==== RECORDS TO USE

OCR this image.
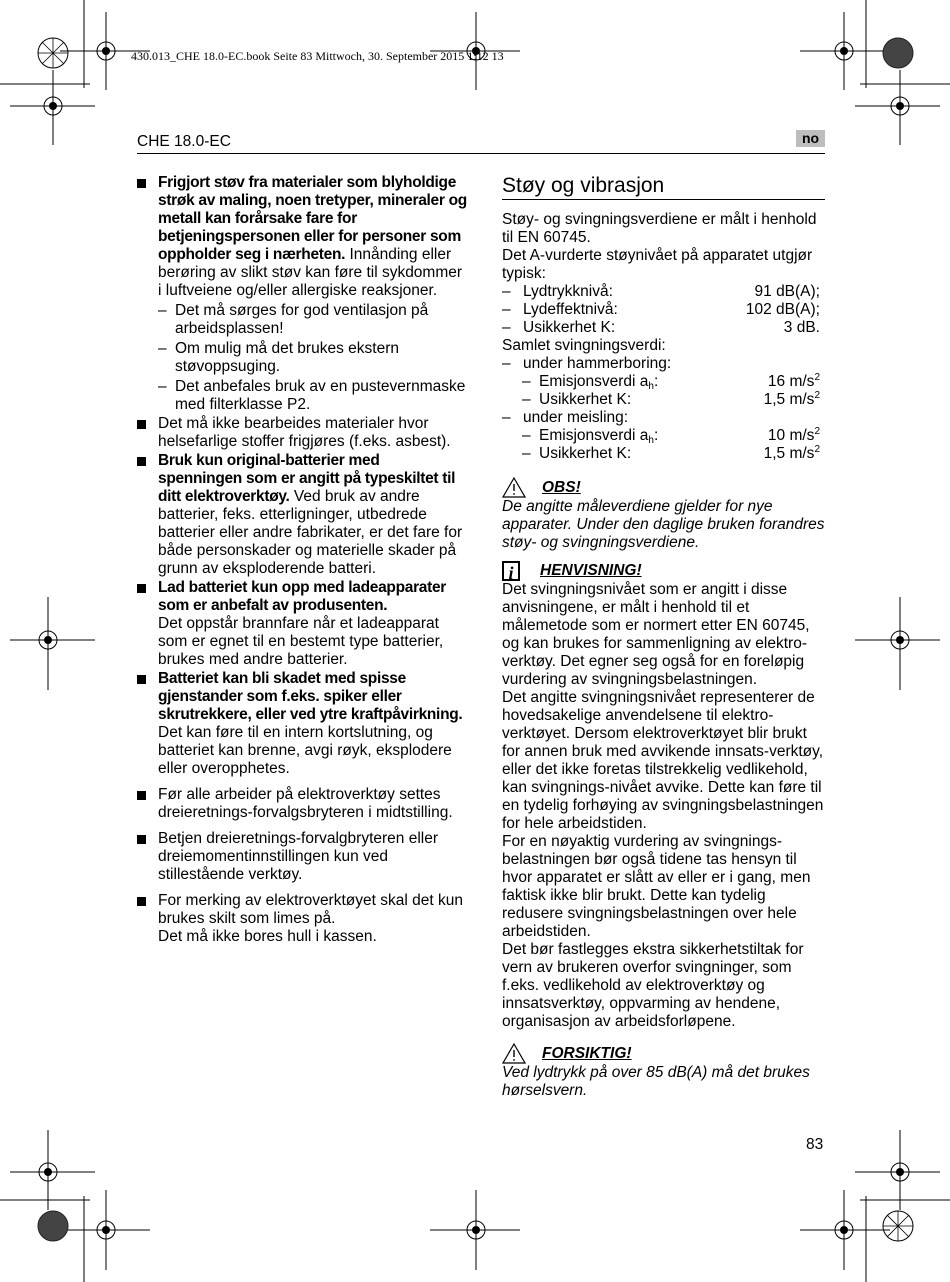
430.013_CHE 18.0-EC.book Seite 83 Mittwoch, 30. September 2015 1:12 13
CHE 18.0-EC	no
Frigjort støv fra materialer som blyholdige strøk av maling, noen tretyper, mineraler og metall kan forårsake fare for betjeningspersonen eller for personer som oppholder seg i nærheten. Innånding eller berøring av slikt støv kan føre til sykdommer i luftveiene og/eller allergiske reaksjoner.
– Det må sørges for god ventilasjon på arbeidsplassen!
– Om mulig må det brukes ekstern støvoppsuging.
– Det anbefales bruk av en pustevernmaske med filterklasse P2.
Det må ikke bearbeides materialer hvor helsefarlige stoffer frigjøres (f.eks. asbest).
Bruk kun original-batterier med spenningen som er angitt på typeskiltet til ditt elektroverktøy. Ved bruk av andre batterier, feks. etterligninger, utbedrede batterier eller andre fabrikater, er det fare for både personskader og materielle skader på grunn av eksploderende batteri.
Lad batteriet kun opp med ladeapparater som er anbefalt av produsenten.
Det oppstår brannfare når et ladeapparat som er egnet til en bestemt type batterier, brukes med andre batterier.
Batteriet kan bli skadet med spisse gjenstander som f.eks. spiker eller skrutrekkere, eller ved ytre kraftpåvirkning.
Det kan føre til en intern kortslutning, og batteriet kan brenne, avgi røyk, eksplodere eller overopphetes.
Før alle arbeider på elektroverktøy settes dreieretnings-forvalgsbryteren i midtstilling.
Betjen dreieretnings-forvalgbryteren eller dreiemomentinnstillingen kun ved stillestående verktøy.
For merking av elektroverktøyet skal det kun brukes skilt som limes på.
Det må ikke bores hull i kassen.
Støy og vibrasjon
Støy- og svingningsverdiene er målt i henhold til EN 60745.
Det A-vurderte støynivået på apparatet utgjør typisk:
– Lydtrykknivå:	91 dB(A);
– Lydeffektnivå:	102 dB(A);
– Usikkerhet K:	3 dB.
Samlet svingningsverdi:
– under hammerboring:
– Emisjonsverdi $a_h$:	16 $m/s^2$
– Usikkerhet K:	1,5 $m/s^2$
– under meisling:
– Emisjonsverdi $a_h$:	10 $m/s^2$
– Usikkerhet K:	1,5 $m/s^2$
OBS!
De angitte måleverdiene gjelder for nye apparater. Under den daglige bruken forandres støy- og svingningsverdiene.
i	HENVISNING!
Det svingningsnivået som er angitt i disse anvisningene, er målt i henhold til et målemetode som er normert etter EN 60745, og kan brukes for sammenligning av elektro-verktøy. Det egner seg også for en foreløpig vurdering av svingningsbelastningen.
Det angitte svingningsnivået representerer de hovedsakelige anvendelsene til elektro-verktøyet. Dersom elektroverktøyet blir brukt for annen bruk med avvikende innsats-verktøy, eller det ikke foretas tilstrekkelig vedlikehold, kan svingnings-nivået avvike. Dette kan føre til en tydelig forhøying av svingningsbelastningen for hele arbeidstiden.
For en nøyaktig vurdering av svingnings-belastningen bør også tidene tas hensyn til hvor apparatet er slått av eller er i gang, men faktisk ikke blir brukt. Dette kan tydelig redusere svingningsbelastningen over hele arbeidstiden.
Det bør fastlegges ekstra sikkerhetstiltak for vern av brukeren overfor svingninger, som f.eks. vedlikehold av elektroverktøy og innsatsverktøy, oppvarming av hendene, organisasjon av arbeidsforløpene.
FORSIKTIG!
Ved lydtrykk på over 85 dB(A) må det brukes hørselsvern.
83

========

- TASK
Determine the number of lines in the entries above where the string "henhold" appears. Answer with the number alone.

- RESULT BELOW
2